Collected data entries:
========
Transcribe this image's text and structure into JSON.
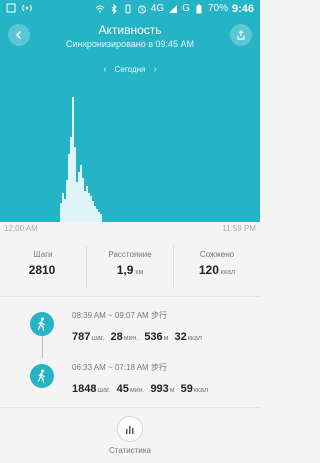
{
  "status_bar": {
    "network": "4G",
    "network_alt": "G",
    "battery": "70%",
    "time": "9:46"
  },
  "header": {
    "title": "Активность",
    "subtitle": "Синхронизировано в 09:45 AM",
    "date_label": "Сегодня"
  },
  "chart_data": {
    "type": "bar",
    "x": [
      60,
      62,
      64,
      66,
      68,
      70,
      72,
      74,
      76,
      78,
      80,
      82,
      84,
      86,
      88,
      90,
      92,
      94,
      96,
      98,
      100
    ],
    "values": [
      18,
      28,
      22,
      40,
      65,
      82,
      120,
      72,
      38,
      48,
      55,
      42,
      30,
      35,
      28,
      25,
      20,
      15,
      12,
      10,
      8
    ],
    "x_ticks": [
      "12:00 AM",
      "11:59 PM"
    ]
  },
  "stats": [
    {
      "label": "Шаги",
      "value": "2810",
      "unit": ""
    },
    {
      "label": "Расстояние",
      "value": "1,9",
      "unit": "км"
    },
    {
      "label": "Сожжено",
      "value": "120",
      "unit": "ккал"
    }
  ],
  "activities": [
    {
      "time": "08:39 AM ~ 09:07 AM 步行",
      "steps": "787",
      "steps_unit": "шаг.",
      "minutes": "28",
      "minutes_unit": "мин.",
      "distance": "536",
      "distance_unit": "м",
      "kcal": "32",
      "kcal_unit": "ккал"
    },
    {
      "time": "06:33 AM ~ 07:18 AM 步行",
      "steps": "1848",
      "steps_unit": "шаг.",
      "minutes": "45",
      "minutes_unit": "мин.",
      "distance": "993",
      "distance_unit": "м",
      "kcal": "59",
      "kcal_unit": "ккал"
    }
  ],
  "bottom": {
    "label": "Статистика"
  },
  "colors": {
    "accent": "#25b3c6"
  }
}
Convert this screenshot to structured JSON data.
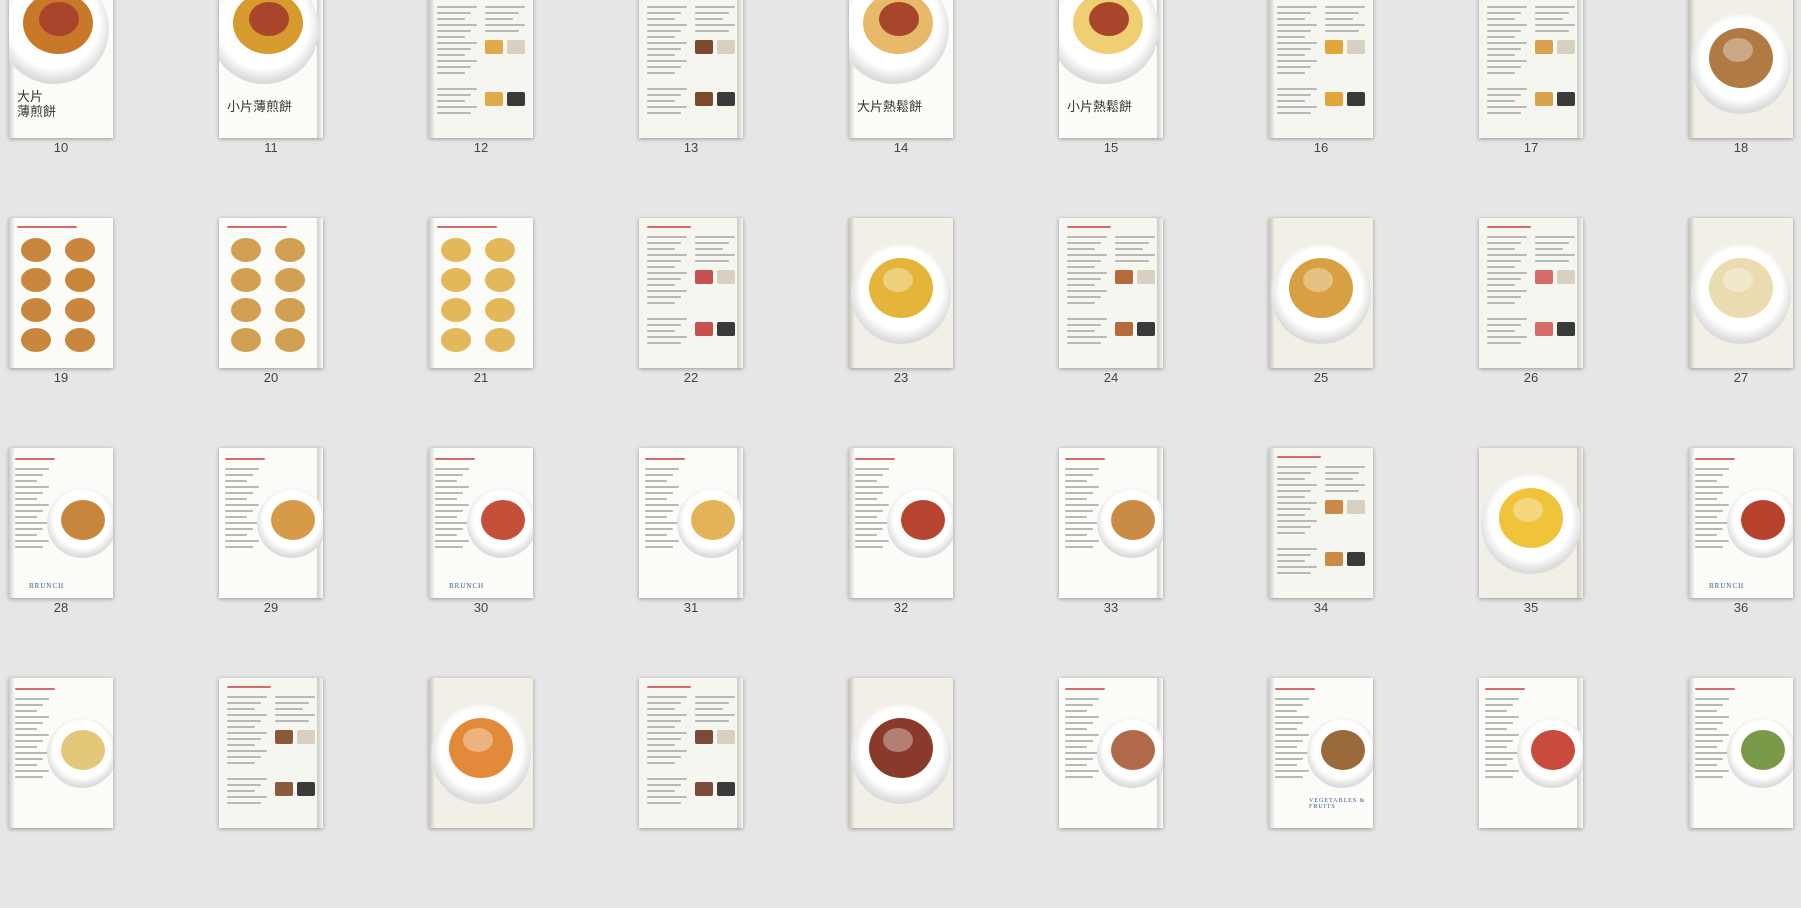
{
  "pages": [
    {
      "num": "10",
      "kind": "cover",
      "title": "大片\n薄煎餅",
      "food": "#c9782a"
    },
    {
      "num": "11",
      "kind": "cover",
      "title": "小片薄煎餅",
      "food": "#d69a2e"
    },
    {
      "num": "12",
      "kind": "text",
      "food": "#e0a94a"
    },
    {
      "num": "13",
      "kind": "text",
      "food": "#7a4a2a"
    },
    {
      "num": "14",
      "kind": "cover",
      "title": "大片熱鬆餅",
      "food": "#e7b96a"
    },
    {
      "num": "15",
      "kind": "cover",
      "title": "小片熱鬆餅",
      "food": "#f0cf74"
    },
    {
      "num": "16",
      "kind": "text",
      "food": "#e2a53a"
    },
    {
      "num": "17",
      "kind": "text",
      "food": "#d8a14c"
    },
    {
      "num": "18",
      "kind": "photo",
      "food": "#b07a44"
    },
    {
      "num": "19",
      "kind": "grid",
      "food": "#c8873c"
    },
    {
      "num": "20",
      "kind": "grid",
      "food": "#d1a053"
    },
    {
      "num": "21",
      "kind": "grid",
      "food": "#e3b85a"
    },
    {
      "num": "22",
      "kind": "text",
      "food": "#c85050"
    },
    {
      "num": "23",
      "kind": "photo",
      "food": "#e5b53a"
    },
    {
      "num": "24",
      "kind": "text",
      "food": "#b46a3a"
    },
    {
      "num": "25",
      "kind": "photo",
      "food": "#d8a043"
    },
    {
      "num": "26",
      "kind": "text",
      "food": "#d86a6a"
    },
    {
      "num": "27",
      "kind": "photo",
      "food": "#eadcb0"
    },
    {
      "num": "28",
      "kind": "mixed",
      "food": "#c7863c"
    },
    {
      "num": "29",
      "kind": "mixed",
      "food": "#d79a48"
    },
    {
      "num": "30",
      "kind": "mixed",
      "food": "#c4503a"
    },
    {
      "num": "31",
      "kind": "mixed",
      "food": "#e3b35a"
    },
    {
      "num": "32",
      "kind": "mixed",
      "food": "#b6452f"
    },
    {
      "num": "33",
      "kind": "mixed",
      "food": "#c98b45"
    },
    {
      "num": "34",
      "kind": "text",
      "food": "#c98b45"
    },
    {
      "num": "35",
      "kind": "photo",
      "food": "#f0c43a"
    },
    {
      "num": "36",
      "kind": "mixed",
      "food": "#b8432c"
    },
    {
      "num": "",
      "kind": "mixed",
      "food": "#e5c77a"
    },
    {
      "num": "",
      "kind": "text",
      "food": "#8a5a3a"
    },
    {
      "num": "",
      "kind": "photo",
      "food": "#e38a3a"
    },
    {
      "num": "",
      "kind": "text",
      "food": "#7a4a3a"
    },
    {
      "num": "",
      "kind": "photo",
      "food": "#8a3a2a"
    },
    {
      "num": "",
      "kind": "mixed",
      "food": "#b06a4a"
    },
    {
      "num": "",
      "kind": "mixed",
      "food": "#9a6a3a"
    },
    {
      "num": "",
      "kind": "mixed",
      "food": "#c84a3a"
    },
    {
      "num": "",
      "kind": "mixed",
      "food": "#7a9a4a"
    }
  ],
  "brunch_label": "BRUNCH",
  "fruits_label": "VEGETABLES & FRUITS",
  "colors": {
    "background": "#e6e6e6",
    "accent": "#3a5a9a"
  }
}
========
Leave out every picture and copy the rest of the records exactly.

Transcribe this image's text and structure into JSON.
{
  "status_bar": {
    "network": "4G",
    "network_alt": "G",
    "battery": "70%",
    "time": "9:46"
  },
  "header": {
    "title": "Активность",
    "subtitle": "Синхронизировано в 09:45 AM",
    "date_label": "Сегодня"
  },
  "chart_data": {
    "type": "bar",
    "x": [
      60,
      62,
      64,
      66,
      68,
      70,
      72,
      74,
      76,
      78,
      80,
      82,
      84,
      86,
      88,
      90,
      92,
      94,
      96,
      98,
      100
    ],
    "values": [
      18,
      28,
      22,
      40,
      65,
      82,
      120,
      72,
      38,
      48,
      55,
      42,
      30,
      35,
      28,
      25,
      20,
      15,
      12,
      10,
      8
    ],
    "x_ticks": [
      "12:00 AM",
      "11:59 PM"
    ]
  },
  "stats": [
    {
      "label": "Шаги",
      "value": "2810",
      "unit": ""
    },
    {
      "label": "Расстояние",
      "value": "1,9",
      "unit": "км"
    },
    {
      "label": "Сожжено",
      "value": "120",
      "unit": "ккал"
    }
  ],
  "activities": [
    {
      "time": "08:39 AM ~ 09:07 AM 步行",
      "steps": "787",
      "steps_unit": "шаг.",
      "minutes": "28",
      "minutes_unit": "мин.",
      "distance": "536",
      "distance_unit": "м",
      "kcal": "32",
      "kcal_unit": "ккал"
    },
    {
      "time": "06:33 AM ~ 07:18 AM 步行",
      "steps": "1848",
      "steps_unit": "шаг.",
      "minutes": "45",
      "minutes_unit": "мин.",
      "distance": "993",
      "distance_unit": "м",
      "kcal": "59",
      "kcal_unit": "ккал"
    }
  ],
  "bottom": {
    "label": "Статистика"
  },
  "colors": {
    "accent": "#25b3c6"
  }
}
Convert this screenshot to structured JSON data.
{
  "pages": [
    {
      "num": "10",
      "kind": "cover",
      "title": "大片\n薄煎餅",
      "food": "#c9782a"
    },
    {
      "num": "11",
      "kind": "cover",
      "title": "小片薄煎餅",
      "food": "#d69a2e"
    },
    {
      "num": "12",
      "kind": "text",
      "food": "#e0a94a"
    },
    {
      "num": "13",
      "kind": "text",
      "food": "#7a4a2a"
    },
    {
      "num": "14",
      "kind": "cover",
      "title": "大片熱鬆餅",
      "food": "#e7b96a"
    },
    {
      "num": "15",
      "kind": "cover",
      "title": "小片熱鬆餅",
      "food": "#f0cf74"
    },
    {
      "num": "16",
      "kind": "text",
      "food": "#e2a53a"
    },
    {
      "num": "17",
      "kind": "text",
      "food": "#d8a14c"
    },
    {
      "num": "18",
      "kind": "photo",
      "food": "#b07a44"
    },
    {
      "num": "19",
      "kind": "grid",
      "food": "#c8873c"
    },
    {
      "num": "20",
      "kind": "grid",
      "food": "#d1a053"
    },
    {
      "num": "21",
      "kind": "grid",
      "food": "#e3b85a"
    },
    {
      "num": "22",
      "kind": "text",
      "food": "#c85050"
    },
    {
      "num": "23",
      "kind": "photo",
      "food": "#e5b53a"
    },
    {
      "num": "24",
      "kind": "text",
      "food": "#b46a3a"
    },
    {
      "num": "25",
      "kind": "photo",
      "food": "#d8a043"
    },
    {
      "num": "26",
      "kind": "text",
      "food": "#d86a6a"
    },
    {
      "num": "27",
      "kind": "photo",
      "food": "#eadcb0"
    },
    {
      "num": "28",
      "kind": "mixed",
      "food": "#c7863c"
    },
    {
      "num": "29",
      "kind": "mixed",
      "food": "#d79a48"
    },
    {
      "num": "30",
      "kind": "mixed",
      "food": "#c4503a"
    },
    {
      "num": "31",
      "kind": "mixed",
      "food": "#e3b35a"
    },
    {
      "num": "32",
      "kind": "mixed",
      "food": "#b6452f"
    },
    {
      "num": "33",
      "kind": "mixed",
      "food": "#c98b45"
    },
    {
      "num": "34",
      "kind": "text",
      "food": "#c98b45"
    },
    {
      "num": "35",
      "kind": "photo",
      "food": "#f0c43a"
    },
    {
      "num": "36",
      "kind": "mixed",
      "food": "#b8432c"
    },
    {
      "num": "",
      "kind": "mixed",
      "food": "#e5c77a"
    },
    {
      "num": "",
      "kind": "text",
      "food": "#8a5a3a"
    },
    {
      "num": "",
      "kind": "photo",
      "food": "#e38a3a"
    },
    {
      "num": "",
      "kind": "text",
      "food": "#7a4a3a"
    },
    {
      "num": "",
      "kind": "photo",
      "food": "#8a3a2a"
    },
    {
      "num": "",
      "kind": "mixed",
      "food": "#b06a4a"
    },
    {
      "num": "",
      "kind": "mixed",
      "food": "#9a6a3a"
    },
    {
      "num": "",
      "kind": "mixed",
      "food": "#c84a3a"
    },
    {
      "num": "",
      "kind": "mixed",
      "food": "#7a9a4a"
    }
  ],
  "brunch_label": "BRUNCH",
  "fruits_label": "VEGETABLES & FRUITS",
  "colors": {
    "background": "#e6e6e6",
    "accent": "#3a5a9a"
  }
}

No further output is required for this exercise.